WRITTEN REQUEST: Repeat, exactly and completely, the entries shown underneath.

Raw records:

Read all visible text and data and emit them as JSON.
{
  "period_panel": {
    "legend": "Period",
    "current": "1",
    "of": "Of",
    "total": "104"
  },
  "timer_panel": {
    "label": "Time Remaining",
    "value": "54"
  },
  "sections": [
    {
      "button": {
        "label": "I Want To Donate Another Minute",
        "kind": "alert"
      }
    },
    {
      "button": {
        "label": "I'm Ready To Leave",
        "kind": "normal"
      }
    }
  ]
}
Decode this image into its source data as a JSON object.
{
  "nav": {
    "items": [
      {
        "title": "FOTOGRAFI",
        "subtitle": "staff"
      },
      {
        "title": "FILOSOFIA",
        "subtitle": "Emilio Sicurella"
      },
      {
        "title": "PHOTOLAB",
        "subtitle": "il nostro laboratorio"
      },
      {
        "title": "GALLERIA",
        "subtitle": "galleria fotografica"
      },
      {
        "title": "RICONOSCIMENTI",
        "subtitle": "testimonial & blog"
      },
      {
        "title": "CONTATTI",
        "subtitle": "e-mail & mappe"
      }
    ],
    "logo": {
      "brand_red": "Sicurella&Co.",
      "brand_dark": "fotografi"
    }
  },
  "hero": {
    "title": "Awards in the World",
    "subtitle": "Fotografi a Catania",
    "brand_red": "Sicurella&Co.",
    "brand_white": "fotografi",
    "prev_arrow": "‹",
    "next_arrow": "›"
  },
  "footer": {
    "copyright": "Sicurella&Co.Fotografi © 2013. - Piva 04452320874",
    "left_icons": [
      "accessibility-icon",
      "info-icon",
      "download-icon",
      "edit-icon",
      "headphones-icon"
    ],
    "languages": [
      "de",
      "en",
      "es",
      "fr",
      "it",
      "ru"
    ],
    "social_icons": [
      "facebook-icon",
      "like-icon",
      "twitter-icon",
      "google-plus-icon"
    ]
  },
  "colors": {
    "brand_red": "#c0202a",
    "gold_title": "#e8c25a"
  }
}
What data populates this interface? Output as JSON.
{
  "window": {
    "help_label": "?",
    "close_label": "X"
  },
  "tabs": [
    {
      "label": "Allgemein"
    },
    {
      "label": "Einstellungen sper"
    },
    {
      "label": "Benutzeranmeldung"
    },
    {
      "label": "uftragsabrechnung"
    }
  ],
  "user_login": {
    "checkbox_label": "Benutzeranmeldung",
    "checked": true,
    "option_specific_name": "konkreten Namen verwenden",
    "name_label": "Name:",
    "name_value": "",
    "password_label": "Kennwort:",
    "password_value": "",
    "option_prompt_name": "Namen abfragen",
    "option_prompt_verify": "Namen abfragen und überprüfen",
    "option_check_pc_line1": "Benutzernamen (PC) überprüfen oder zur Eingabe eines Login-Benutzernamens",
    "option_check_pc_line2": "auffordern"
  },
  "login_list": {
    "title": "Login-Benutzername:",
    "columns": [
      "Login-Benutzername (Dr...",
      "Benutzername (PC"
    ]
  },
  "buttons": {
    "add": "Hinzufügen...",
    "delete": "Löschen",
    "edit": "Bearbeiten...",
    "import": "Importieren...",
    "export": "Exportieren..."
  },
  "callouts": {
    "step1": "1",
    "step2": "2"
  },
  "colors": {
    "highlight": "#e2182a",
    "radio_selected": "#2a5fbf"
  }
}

TASK ANSWER:
Read all visible text and data and emit them as JSON.
{
  "period_panel": {
    "legend": "Period",
    "current": "1",
    "of": "Of",
    "total": "104"
  },
  "timer_panel": {
    "label": "Time Remaining",
    "value": "54"
  },
  "sections": [
    {
      "button": {
        "label": "I Want To Donate Another Minute",
        "kind": "alert"
      }
    },
    {
      "button": {
        "label": "I'm Ready To Leave",
        "kind": "normal"
      }
    }
  ]
}
Decode this image into its source data as a JSON object.
{
  "nav": {
    "items": [
      {
        "title": "FOTOGRAFI",
        "subtitle": "staff"
      },
      {
        "title": "FILOSOFIA",
        "subtitle": "Emilio Sicurella"
      },
      {
        "title": "PHOTOLAB",
        "subtitle": "il nostro laboratorio"
      },
      {
        "title": "GALLERIA",
        "subtitle": "galleria fotografica"
      },
      {
        "title": "RICONOSCIMENTI",
        "subtitle": "testimonial & blog"
      },
      {
        "title": "CONTATTI",
        "subtitle": "e-mail & mappe"
      }
    ],
    "logo": {
      "brand_red": "Sicurella&Co.",
      "brand_dark": "fotografi"
    }
  },
  "hero": {
    "title": "Awards in the World",
    "subtitle": "Fotografi a Catania",
    "brand_red": "Sicurella&Co.",
    "brand_white": "fotografi",
    "prev_arrow": "‹",
    "next_arrow": "›"
  },
  "footer": {
    "copyright": "Sicurella&Co.Fotografi © 2013. - Piva 04452320874",
    "left_icons": [
      "accessibility-icon",
      "info-icon",
      "download-icon",
      "edit-icon",
      "headphones-icon"
    ],
    "languages": [
      "de",
      "en",
      "es",
      "fr",
      "it",
      "ru"
    ],
    "social_icons": [
      "facebook-icon",
      "like-icon",
      "twitter-icon",
      "google-plus-icon"
    ]
  },
  "colors": {
    "brand_red": "#c0202a",
    "gold_title": "#e8c25a"
  }
}
What data populates this interface? Output as JSON.
{
  "window": {
    "help_label": "?",
    "close_label": "X"
  },
  "tabs": [
    {
      "label": "Allgemein"
    },
    {
      "label": "Einstellungen sper"
    },
    {
      "label": "Benutzeranmeldung"
    },
    {
      "label": "uftragsabrechnung"
    }
  ],
  "user_login": {
    "checkbox_label": "Benutzeranmeldung",
    "checked": true,
    "option_specific_name": "konkreten Namen verwenden",
    "name_label": "Name:",
    "name_value": "",
    "password_label": "Kennwort:",
    "password_value": "",
    "option_prompt_name": "Namen abfragen",
    "option_prompt_verify": "Namen abfragen und überprüfen",
    "option_check_pc_line1": "Benutzernamen (PC) überprüfen oder zur Eingabe eines Login-Benutzernamens",
    "option_check_pc_line2": "auffordern"
  },
  "login_list": {
    "title": "Login-Benutzername:",
    "columns": [
      "Login-Benutzername (Dr...",
      "Benutzername (PC"
    ]
  },
  "buttons": {
    "add": "Hinzufügen...",
    "delete": "Löschen",
    "edit": "Bearbeiten...",
    "import": "Importieren...",
    "export": "Exportieren..."
  },
  "callouts": {
    "step1": "1",
    "step2": "2"
  },
  "colors": {
    "highlight": "#e2182a",
    "radio_selected": "#2a5fbf"
  }
}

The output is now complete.